» **WORK INSTRUCTIONS**
Type out every line below exactly as it reads.

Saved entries
§

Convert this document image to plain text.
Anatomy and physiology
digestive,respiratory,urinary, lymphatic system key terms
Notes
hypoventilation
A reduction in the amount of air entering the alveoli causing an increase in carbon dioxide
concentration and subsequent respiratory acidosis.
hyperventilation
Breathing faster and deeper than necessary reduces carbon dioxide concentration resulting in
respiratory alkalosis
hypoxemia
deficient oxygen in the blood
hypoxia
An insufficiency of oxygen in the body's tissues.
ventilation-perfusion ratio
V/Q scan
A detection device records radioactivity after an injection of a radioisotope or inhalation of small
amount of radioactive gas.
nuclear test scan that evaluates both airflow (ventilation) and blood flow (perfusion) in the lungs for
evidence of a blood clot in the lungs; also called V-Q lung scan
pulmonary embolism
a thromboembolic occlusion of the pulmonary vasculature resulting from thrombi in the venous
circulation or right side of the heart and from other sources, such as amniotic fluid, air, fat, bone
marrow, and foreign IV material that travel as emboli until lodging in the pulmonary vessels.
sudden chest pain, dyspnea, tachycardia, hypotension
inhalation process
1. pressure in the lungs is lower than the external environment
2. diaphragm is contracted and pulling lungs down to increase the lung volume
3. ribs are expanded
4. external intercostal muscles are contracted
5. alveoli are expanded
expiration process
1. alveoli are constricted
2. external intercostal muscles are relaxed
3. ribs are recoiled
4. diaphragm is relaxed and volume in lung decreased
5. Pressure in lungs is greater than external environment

§

» **EXPECTED ANSWER**
Convert this document image to plain text.
Anatomy and physiology
digestive,respiratory,urinary, lymphatic system key terms
Notes
hypoventilation
A reduction in the amount of air entering the alveoli causing an increase in carbon dioxide
concentration and subsequent respiratory acidosis.
hyperventilation
Breathing faster and deeper than necessary reduces carbon dioxide concentration resulting in
respiratory alkalosis
hypoxemia
deficient oxygen in the blood
hypoxia
An insufficiency of oxygen in the body's tissues.
ventilation-perfusion ratio
V/Q scan
A detection device records radioactivity after an injection of a radioisotope or inhalation of small
amount of radioactive gas.
nuclear test scan that evaluates both airflow (ventilation) and blood flow (perfusion) in the lungs for
evidence of a blood clot in the lungs; also called V-Q lung scan
pulmonary embolism
a thromboembolic occlusion of the pulmonary vasculature resulting from thrombi in the venous
circulation or right side of the heart and from other sources, such as amniotic fluid, air, fat, bone
marrow, and foreign IV material that travel as emboli until lodging in the pulmonary vessels.
sudden chest pain, dyspnea, tachycardia, hypotension
inhalation process
1. pressure in the lungs is lower than the external environment
2. diaphragm is contracted and pulling lungs down to increase the lung volume
3. ribs are expanded
4. external intercostal muscles are contracted
5. alveoli are expanded
expiration process
1. alveoli are constricted
2. external intercostal muscles are relaxed
3. ribs are recoiled
4. diaphragm is relaxed and volume in lung decreased
5. Pressure in lungs is greater than external environment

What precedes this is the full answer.